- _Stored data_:
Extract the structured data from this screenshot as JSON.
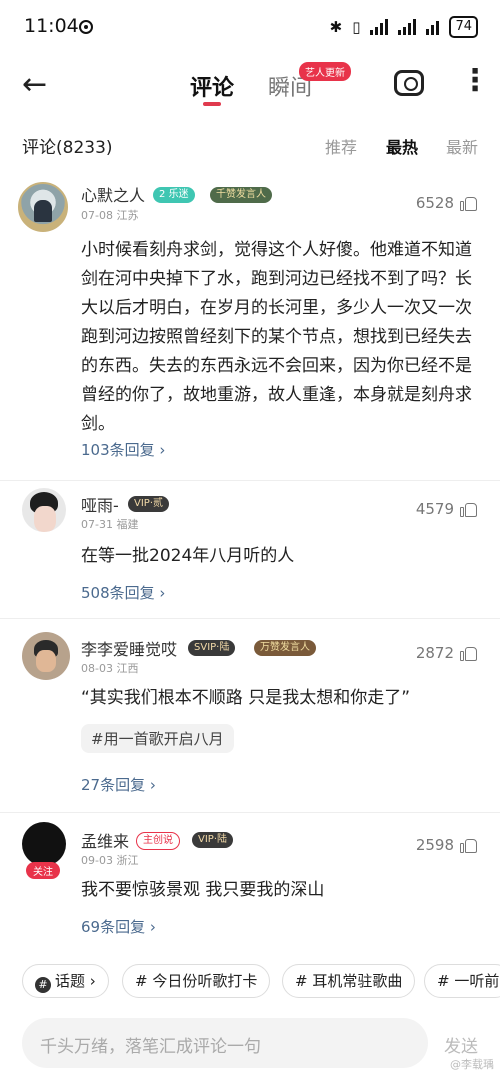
{
  "status": {
    "time": "11:04",
    "battery": "74",
    "bluetooth": "✱",
    "vibrate": "▯"
  },
  "nav": {
    "back_icon": "←",
    "tab_comments": "评论",
    "tab_moments": "瞬间",
    "artist_badge": "艺人更新",
    "more_icon": "⋮"
  },
  "sort": {
    "count": "评论(8233)",
    "recommend": "推荐",
    "hottest": "最热",
    "newest": "最新"
  },
  "comments": [
    {
      "name": "心默之人",
      "level": "2",
      "level_tag": "乐迷",
      "honor": "千赞发言人",
      "date": "07-08 江苏",
      "likes": "6528",
      "text": "小时候看刻舟求剑，觉得这个人好傻。他难道不知道剑在河中央掉下了水，跑到河边已经找不到了吗？长大以后才明白，在岁月的长河里，多少人一次又一次跑到河边按照曾经刻下的某个节点，想找到已经失去的东西。失去的东西永远不会回来，因为你已经不是曾经的你了，故地重游，故人重逢，本身就是刻舟求剑。",
      "replies": "103条回复 ›"
    },
    {
      "name": "哑雨-",
      "vip": "VIP·贰",
      "date": "07-31 福建",
      "likes": "4579",
      "text": "在等一批2024年八月听的人",
      "replies": "508条回复 ›"
    },
    {
      "name": "李李爱睡觉哎",
      "vip": "SVIP·陆",
      "honor": "万赞发言人",
      "date": "08-03 江西",
      "likes": "2872",
      "text": "“其实我们根本不顺路 只是我太想和你走了”",
      "tag": "#用一首歌开启八月",
      "replies": "27条回复 ›"
    },
    {
      "name": "孟维来",
      "role": "主创说",
      "vip": "VIP·陆",
      "follow": "关注",
      "date": "09-03 浙江",
      "likes": "2598",
      "text": "我不要惊骇景观 我只要我的深山",
      "replies": "69条回复 ›"
    }
  ],
  "topics": [
    "话题 ›",
    "# 今日份听歌打卡",
    "# 耳机常驻歌曲",
    "# 一听前"
  ],
  "input": {
    "placeholder": "千头万绪，落笔汇成评论一句",
    "send": "发送"
  },
  "watermark": "@李载瑀",
  "colors": {
    "accent": "#e03a4e",
    "link": "#4b6a8e"
  }
}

- _WHAT THIS TASK INVOLVES_:
Without the pictures, retype the whole of the material above exactly.

- _CORRECT ANSWER_:
Extract the structured data from this screenshot as JSON.
{
  "status": {
    "time": "11:04",
    "battery": "74",
    "bluetooth": "✱",
    "vibrate": "▯"
  },
  "nav": {
    "back_icon": "←",
    "tab_comments": "评论",
    "tab_moments": "瞬间",
    "artist_badge": "艺人更新",
    "more_icon": "⋮"
  },
  "sort": {
    "count": "评论(8233)",
    "recommend": "推荐",
    "hottest": "最热",
    "newest": "最新"
  },
  "comments": [
    {
      "name": "心默之人",
      "level": "2",
      "level_tag": "乐迷",
      "honor": "千赞发言人",
      "date": "07-08 江苏",
      "likes": "6528",
      "text": "小时候看刻舟求剑，觉得这个人好傻。他难道不知道剑在河中央掉下了水，跑到河边已经找不到了吗？长大以后才明白，在岁月的长河里，多少人一次又一次跑到河边按照曾经刻下的某个节点，想找到已经失去的东西。失去的东西永远不会回来，因为你已经不是曾经的你了，故地重游，故人重逢，本身就是刻舟求剑。",
      "replies": "103条回复 ›"
    },
    {
      "name": "哑雨-",
      "vip": "VIP·贰",
      "date": "07-31 福建",
      "likes": "4579",
      "text": "在等一批2024年八月听的人",
      "replies": "508条回复 ›"
    },
    {
      "name": "李李爱睡觉哎",
      "vip": "SVIP·陆",
      "honor": "万赞发言人",
      "date": "08-03 江西",
      "likes": "2872",
      "text": "“其实我们根本不顺路 只是我太想和你走了”",
      "tag": "#用一首歌开启八月",
      "replies": "27条回复 ›"
    },
    {
      "name": "孟维来",
      "role": "主创说",
      "vip": "VIP·陆",
      "follow": "关注",
      "date": "09-03 浙江",
      "likes": "2598",
      "text": "我不要惊骇景观 我只要我的深山",
      "replies": "69条回复 ›"
    }
  ],
  "topics": [
    "话题 ›",
    "# 今日份听歌打卡",
    "# 耳机常驻歌曲",
    "# 一听前"
  ],
  "input": {
    "placeholder": "千头万绪，落笔汇成评论一句",
    "send": "发送"
  },
  "watermark": "@李载瑀",
  "colors": {
    "accent": "#e03a4e",
    "link": "#4b6a8e"
  }
}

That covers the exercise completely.